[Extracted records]
::::

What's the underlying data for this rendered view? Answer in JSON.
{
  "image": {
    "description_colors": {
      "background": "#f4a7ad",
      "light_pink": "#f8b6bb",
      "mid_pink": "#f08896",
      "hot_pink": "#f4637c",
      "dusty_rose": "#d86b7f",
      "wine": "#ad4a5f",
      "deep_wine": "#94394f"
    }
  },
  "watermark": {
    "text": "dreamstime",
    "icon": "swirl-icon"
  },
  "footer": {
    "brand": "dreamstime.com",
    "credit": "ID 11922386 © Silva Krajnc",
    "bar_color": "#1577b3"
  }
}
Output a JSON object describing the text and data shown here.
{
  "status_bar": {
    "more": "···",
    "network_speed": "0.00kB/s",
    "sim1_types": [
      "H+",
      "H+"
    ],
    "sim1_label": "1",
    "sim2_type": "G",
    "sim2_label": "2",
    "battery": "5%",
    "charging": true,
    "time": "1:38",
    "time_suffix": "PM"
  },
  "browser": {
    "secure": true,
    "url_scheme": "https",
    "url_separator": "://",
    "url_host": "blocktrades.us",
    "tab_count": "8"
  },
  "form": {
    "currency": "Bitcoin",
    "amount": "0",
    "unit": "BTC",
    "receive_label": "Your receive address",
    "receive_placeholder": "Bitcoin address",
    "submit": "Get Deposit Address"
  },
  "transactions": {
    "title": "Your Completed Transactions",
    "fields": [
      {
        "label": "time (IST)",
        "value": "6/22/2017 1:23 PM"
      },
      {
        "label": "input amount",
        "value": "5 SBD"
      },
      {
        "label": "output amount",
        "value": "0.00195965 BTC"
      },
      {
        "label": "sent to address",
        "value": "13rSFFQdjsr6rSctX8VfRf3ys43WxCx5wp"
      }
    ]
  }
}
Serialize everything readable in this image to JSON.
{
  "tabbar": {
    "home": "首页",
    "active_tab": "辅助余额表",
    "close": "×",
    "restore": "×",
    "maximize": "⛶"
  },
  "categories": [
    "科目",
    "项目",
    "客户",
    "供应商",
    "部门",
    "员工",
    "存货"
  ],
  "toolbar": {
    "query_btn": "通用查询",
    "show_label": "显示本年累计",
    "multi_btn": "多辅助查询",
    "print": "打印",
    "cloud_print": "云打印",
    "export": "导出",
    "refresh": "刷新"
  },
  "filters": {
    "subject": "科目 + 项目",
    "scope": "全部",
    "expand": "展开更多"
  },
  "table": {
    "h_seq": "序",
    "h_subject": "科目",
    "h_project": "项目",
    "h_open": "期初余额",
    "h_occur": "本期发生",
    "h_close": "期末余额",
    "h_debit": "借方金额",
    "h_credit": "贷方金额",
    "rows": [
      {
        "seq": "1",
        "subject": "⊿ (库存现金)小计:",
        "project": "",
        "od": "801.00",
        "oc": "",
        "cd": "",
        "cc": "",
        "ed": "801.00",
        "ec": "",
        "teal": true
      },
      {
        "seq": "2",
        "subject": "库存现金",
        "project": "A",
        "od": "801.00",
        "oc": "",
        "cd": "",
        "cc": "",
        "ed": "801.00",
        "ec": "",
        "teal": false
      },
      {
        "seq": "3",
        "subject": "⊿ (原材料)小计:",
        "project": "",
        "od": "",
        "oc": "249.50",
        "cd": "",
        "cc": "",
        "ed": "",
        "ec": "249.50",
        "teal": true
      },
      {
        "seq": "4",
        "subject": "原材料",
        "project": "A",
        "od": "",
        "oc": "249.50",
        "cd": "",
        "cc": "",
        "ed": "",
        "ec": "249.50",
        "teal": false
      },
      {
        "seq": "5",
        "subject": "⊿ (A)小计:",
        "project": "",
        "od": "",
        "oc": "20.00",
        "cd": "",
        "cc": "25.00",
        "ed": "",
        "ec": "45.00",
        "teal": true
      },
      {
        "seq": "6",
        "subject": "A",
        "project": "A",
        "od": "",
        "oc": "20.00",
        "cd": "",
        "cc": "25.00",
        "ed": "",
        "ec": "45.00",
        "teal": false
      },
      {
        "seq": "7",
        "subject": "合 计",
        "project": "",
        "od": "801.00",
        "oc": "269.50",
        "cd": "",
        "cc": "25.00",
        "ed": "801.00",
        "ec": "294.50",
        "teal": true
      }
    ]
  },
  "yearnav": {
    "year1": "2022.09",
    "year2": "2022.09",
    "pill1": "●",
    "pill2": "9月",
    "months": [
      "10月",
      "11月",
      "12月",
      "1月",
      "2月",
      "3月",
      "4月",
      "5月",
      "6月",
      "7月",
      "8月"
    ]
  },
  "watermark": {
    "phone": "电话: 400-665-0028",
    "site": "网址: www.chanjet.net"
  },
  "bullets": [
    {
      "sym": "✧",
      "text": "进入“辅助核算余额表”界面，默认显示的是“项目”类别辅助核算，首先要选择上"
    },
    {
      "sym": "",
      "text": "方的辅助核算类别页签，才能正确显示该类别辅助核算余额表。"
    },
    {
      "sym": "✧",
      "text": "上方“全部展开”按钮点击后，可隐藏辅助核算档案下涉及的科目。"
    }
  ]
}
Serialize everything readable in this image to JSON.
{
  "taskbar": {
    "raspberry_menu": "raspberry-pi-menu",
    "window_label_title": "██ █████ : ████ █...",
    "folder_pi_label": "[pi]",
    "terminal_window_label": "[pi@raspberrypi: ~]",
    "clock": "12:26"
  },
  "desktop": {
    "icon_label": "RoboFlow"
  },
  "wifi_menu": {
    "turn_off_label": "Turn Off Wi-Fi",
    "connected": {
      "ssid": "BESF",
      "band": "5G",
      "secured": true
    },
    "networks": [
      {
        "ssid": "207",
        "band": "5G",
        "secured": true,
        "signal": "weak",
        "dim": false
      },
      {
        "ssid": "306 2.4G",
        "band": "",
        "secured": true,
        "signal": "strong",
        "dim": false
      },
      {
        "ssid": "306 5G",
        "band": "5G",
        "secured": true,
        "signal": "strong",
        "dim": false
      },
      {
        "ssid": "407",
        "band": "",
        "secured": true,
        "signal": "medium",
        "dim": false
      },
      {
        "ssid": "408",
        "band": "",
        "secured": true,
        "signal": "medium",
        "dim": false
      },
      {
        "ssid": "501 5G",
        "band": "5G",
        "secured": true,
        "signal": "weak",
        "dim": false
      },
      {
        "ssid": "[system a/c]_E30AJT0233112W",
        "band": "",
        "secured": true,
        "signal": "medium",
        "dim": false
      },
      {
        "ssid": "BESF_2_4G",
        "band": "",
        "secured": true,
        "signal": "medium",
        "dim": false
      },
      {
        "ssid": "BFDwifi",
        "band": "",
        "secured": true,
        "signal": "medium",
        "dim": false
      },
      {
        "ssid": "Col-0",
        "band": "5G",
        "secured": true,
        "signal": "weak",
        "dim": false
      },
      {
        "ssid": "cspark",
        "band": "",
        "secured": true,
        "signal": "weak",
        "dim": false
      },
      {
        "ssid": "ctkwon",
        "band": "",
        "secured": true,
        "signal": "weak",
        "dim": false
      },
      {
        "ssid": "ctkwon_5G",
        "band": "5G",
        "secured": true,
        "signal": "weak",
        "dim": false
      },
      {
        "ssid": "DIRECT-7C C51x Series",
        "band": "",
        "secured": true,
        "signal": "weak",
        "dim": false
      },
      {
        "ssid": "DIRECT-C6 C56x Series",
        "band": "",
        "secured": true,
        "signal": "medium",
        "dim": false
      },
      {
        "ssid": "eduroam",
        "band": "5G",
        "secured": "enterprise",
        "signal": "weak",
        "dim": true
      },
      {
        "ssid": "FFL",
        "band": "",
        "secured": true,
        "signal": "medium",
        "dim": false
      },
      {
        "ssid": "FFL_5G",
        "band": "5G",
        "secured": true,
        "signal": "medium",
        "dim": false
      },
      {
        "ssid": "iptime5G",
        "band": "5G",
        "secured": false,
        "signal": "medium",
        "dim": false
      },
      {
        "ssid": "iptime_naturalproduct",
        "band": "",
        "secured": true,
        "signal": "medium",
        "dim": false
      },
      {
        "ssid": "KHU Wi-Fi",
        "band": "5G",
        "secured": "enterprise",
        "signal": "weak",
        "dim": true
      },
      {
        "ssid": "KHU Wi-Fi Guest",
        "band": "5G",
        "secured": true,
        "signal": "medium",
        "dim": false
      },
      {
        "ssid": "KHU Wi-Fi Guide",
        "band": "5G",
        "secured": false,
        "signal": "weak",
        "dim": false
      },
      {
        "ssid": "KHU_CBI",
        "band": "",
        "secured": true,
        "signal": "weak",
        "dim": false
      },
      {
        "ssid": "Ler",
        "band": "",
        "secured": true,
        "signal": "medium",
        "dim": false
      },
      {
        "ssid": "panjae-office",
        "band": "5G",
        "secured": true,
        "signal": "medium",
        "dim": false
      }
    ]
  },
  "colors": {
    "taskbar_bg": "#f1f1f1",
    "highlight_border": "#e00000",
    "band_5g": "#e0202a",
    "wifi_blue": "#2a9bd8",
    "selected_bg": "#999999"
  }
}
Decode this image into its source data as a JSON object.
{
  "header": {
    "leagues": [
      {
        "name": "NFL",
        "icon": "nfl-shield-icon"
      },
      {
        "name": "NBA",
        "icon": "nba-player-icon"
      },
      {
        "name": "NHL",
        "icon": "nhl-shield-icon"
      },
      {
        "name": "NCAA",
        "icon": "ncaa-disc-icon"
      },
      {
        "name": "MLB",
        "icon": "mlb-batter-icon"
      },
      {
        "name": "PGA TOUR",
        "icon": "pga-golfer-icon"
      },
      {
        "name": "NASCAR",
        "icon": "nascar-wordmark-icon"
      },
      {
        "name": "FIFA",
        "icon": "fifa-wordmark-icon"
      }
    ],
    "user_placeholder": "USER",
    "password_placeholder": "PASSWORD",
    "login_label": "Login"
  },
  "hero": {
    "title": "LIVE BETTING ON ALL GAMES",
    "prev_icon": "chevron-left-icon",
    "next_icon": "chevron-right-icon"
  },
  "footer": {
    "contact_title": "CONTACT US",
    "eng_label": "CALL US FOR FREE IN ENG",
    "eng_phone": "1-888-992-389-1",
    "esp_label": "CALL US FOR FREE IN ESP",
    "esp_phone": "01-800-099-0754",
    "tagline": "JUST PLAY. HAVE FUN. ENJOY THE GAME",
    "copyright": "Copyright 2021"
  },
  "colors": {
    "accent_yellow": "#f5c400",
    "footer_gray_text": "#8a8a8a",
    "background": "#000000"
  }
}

::::

▶ _Problem details_
Using the material above, report each line where "CALL" occurs.

▶ _Task solution_
    "eng_label": "CALL US FOR FREE IN ENG",
    "esp_label": "CALL US FOR FREE IN ESP",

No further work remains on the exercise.